___ Gösterilen metin

İrfan Şahin bile, bu denli inandığı projesini ancak bu kadar sürdürebildi. ‘Kayıp’, İrfan Şahin’in projesi olduğu için seyircisine ‘veda’ edebildi; ‘Vicdan’ o şansı bile bulamadı. Dizinin bittiği, izleyenlerine Twitter’dan duyuruldu.
Aldığı reyting ve reklamla maliyetini karşılamayan hiçbir dizinin yaşama şansı yok.
SIRADA HANGİ DİZİ VAR?
‘Kayıp’ ve ‘Vicdan’ gitti, Kanal D’de, sıra şimdi hangi dizilerde? ‘Arka Sokaklar’, ‘İntikam’, ‘Merhamet’, ‘Çalıkuşu’, ‘Güneşi Beklerken’,‘Galip Derviş’, ‘Yalan Dünya’ ile yayın saatini ‘Küçük Ağa’ya kaptıran ‘Cinayet’ Kanal D’nin ekranda olan dizileri...
Kanal D’nin ‘Zeytin Tepesi’ ile ‘Ne Diyosuun’ adlı iki dizisi daha var yayın için sıra bekleyen. Kanalın ‘ara sezon’ sayılan şubatın ikinci yarısına doğru ekrana getirmek üzere 2-3 dizi hazırlığında olduğunu da dikkate alırsak, bu demektir ki, ‘Kayıp’ ve ‘Vicdan’ın ardından bir o kadar daha dizi yolcu. Nereye mi gidecekler? Tabii ki ‘dizi mezarlığı’na...
Kanal D’nin yeni müzik yarışması “X Factor”de jüri üyeliği yapan bir arkadaşı, “Müzik yarışmalarında hep Sezen Aksu, Orhan Gencebay şarkıları okuyorlar da Ajda şarkılarını söylemiyorlar” deyince, şöyle bir yazı yazmıştı Ajda Pekkan:
“Meğer nedeni; yabancı şarkılardan cover olan şarkılarım için, edisyon hakkını elinde bulunduranların yüksek ücret istemesiymiş.
Diğer cover şarkılar için yapımcılar 1 lira ödüyorsa, Ajda cover’ları için 3 lira isteniyormuş.

______
___ Veri kümesi kesiti

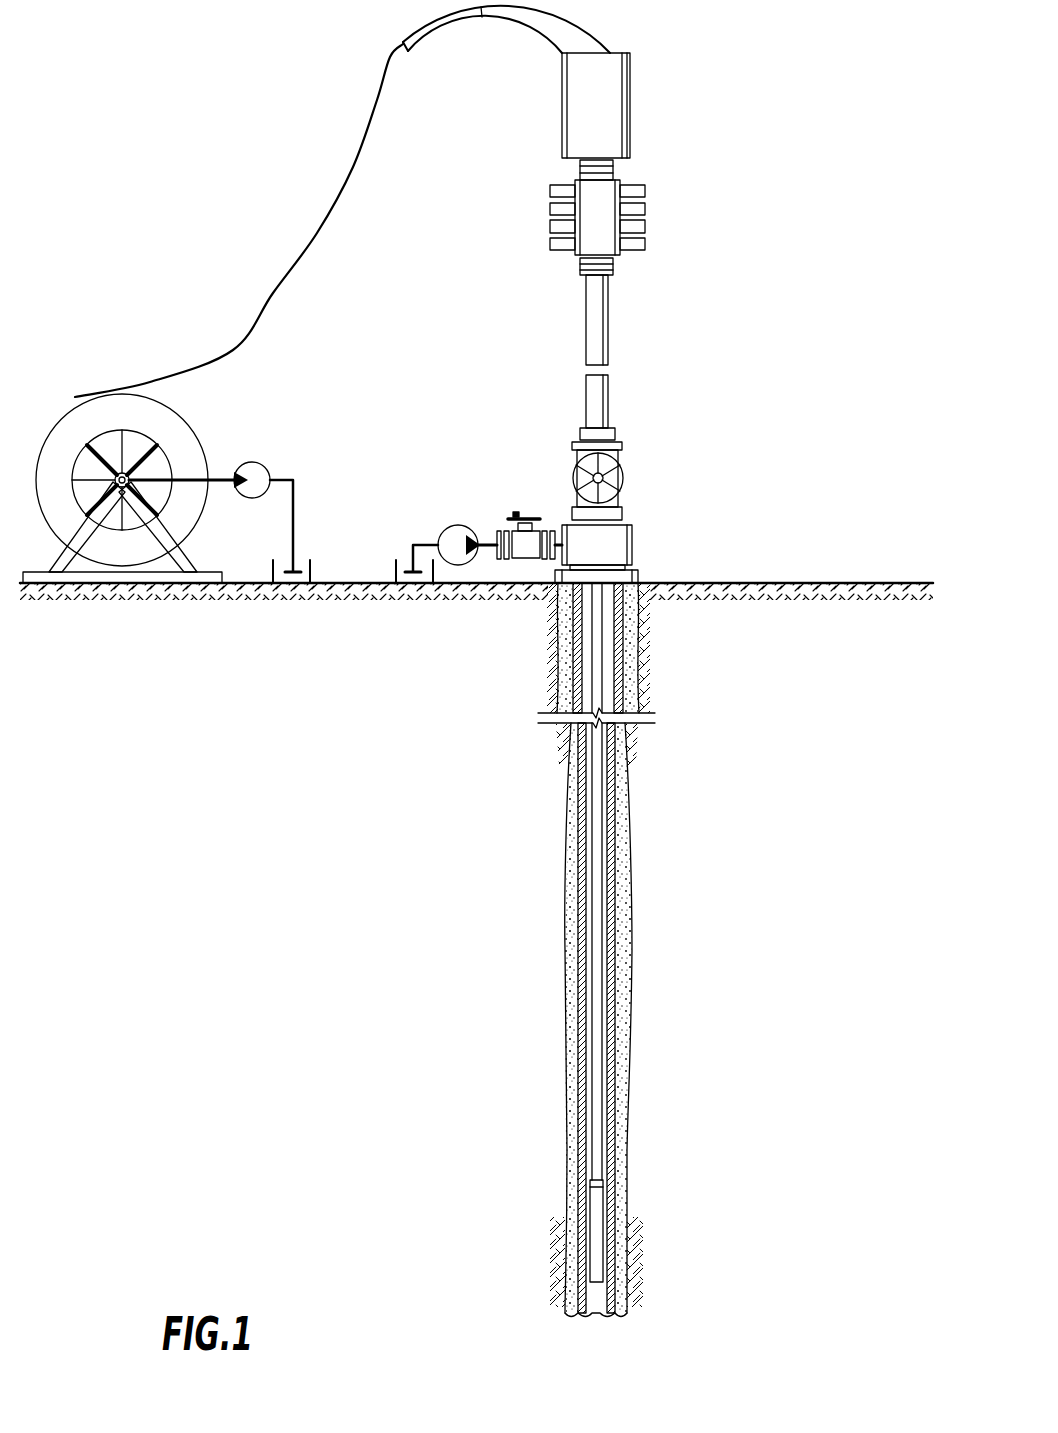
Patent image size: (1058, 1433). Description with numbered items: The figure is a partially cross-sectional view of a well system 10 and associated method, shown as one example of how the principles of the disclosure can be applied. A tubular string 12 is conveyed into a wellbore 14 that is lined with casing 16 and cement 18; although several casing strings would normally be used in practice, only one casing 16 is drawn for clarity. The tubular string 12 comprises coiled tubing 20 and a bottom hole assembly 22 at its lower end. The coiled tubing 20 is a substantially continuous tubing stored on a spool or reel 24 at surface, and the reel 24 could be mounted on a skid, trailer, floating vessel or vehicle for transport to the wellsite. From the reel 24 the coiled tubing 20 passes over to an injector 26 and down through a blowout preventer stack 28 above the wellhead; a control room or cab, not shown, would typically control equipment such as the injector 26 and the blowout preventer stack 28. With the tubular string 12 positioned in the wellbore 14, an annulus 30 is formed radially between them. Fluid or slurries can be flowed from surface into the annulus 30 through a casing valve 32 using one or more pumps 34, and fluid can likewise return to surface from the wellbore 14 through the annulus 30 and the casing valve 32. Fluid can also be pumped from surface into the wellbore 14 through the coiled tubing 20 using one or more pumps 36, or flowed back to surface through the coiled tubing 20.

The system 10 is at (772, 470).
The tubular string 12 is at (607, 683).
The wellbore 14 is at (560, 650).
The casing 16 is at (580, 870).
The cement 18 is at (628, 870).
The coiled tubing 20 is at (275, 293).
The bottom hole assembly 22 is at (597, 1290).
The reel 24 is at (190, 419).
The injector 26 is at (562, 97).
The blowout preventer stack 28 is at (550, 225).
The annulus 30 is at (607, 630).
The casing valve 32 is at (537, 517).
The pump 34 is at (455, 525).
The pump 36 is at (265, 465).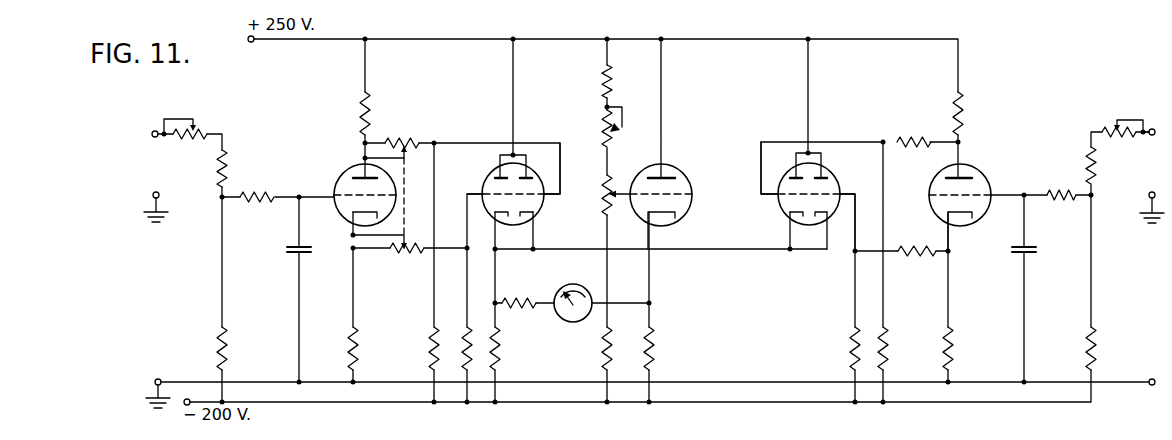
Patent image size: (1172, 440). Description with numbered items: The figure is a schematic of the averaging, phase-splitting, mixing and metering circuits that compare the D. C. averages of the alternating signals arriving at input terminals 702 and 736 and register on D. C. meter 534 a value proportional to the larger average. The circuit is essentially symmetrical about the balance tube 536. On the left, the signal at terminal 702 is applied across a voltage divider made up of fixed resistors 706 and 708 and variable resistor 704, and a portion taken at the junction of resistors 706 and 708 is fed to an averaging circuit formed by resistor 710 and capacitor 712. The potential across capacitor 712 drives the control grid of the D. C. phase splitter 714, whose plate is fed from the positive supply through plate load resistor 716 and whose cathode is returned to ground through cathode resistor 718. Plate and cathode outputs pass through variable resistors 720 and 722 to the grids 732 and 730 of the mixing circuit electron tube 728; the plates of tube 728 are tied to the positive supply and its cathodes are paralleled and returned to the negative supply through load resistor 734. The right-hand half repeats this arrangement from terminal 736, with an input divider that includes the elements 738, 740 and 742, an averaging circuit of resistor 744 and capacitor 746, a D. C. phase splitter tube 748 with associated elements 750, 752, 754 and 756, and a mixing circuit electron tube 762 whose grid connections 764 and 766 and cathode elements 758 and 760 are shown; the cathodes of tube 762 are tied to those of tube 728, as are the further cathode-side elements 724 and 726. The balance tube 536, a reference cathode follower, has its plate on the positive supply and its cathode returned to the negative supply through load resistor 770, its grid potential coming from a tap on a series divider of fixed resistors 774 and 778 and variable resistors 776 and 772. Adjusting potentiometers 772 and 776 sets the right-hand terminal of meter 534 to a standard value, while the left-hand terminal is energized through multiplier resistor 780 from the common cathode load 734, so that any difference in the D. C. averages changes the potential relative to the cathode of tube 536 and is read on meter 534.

______

**Görevler:**
a: Dizilerle ilgili metinde Kanal D'nin ekranda olan dizileri olarak adı geçen dizilerin hepsini sıralayın.
b: Dizilerle ilgili metni kaldığı yerden devam ettirin.

**Sıralı yanıtlar:**
a: Arka Sokaklar, İntikam, Merhamet, Çalıkuşu, Güneşi Beklerken, Galip Derviş, Yalan Dünya, Cinayet

b:
Bu yüzden de yapımcılar yarışmacılara daha az Ajda Pekkan şarkısı söyletiyormuş.
Ben de yeni öğrendim.”
Ajda Pekkan’ın söylediği şarkılardan söz etmek mümkündür ama “Ajda Pekkan şarkıları” diyebilmemiz için ya sözü ya müziği ona ait olması lazım.
Kehkeşan dergisinde Atilla Olgaç’la yapılmış bir söyleşi okudum, hem üzüldüm, hem şaşırdım…
Çünkü Olgaç’ın söyleşiyi yapan Yusuf Bülbül’e söyledikleri ilginçti.
“Kötü roller de bir yere kadar, hiç iyi olduğunuz proje denk gelmiyor mu?” sorusuna Olgaç’ın verdiği yanıta dikkat lütfen:
“Öyle bir proje yok, olmadı da. 5-6 yıldır adam gibi bir şey de çıkmıyor. Neden çıkmadığını ve sebebini bilmiyorum. Ben yurtdışında olsam Robert De Niro gibi olurdum herhalde. Ama burada maalesef bir şey yapışıyor senin sırtına. Dört yıl “Kurtlar Vadisi”nde oynadım, aynı şekilde bir gün arayla “Hayat Bilgisi”nde “Hidayet Hoca”yı canlandırdım. Biri mafya, biri komedi. Böyle olduğu halde iki yıl boş kaldım. Kimse arayıp, sormadı. Şimdi bunu anlayıp, çözmek benim elimde değil. Ben anlamıyorum.
Seni bir şekle sokuyorlar ve insanların kafasında kalıyorsun. O gömlekten kurtulamıyorsun. Bulgaristan’da gösterilen bir mafya dizisinden teklif geldi bana. Düşünebiliyor musunuz? Orada bile böyle bir algı var. Bir mafya projesi olduğu zaman akla Atilla Olgaç geliyor.”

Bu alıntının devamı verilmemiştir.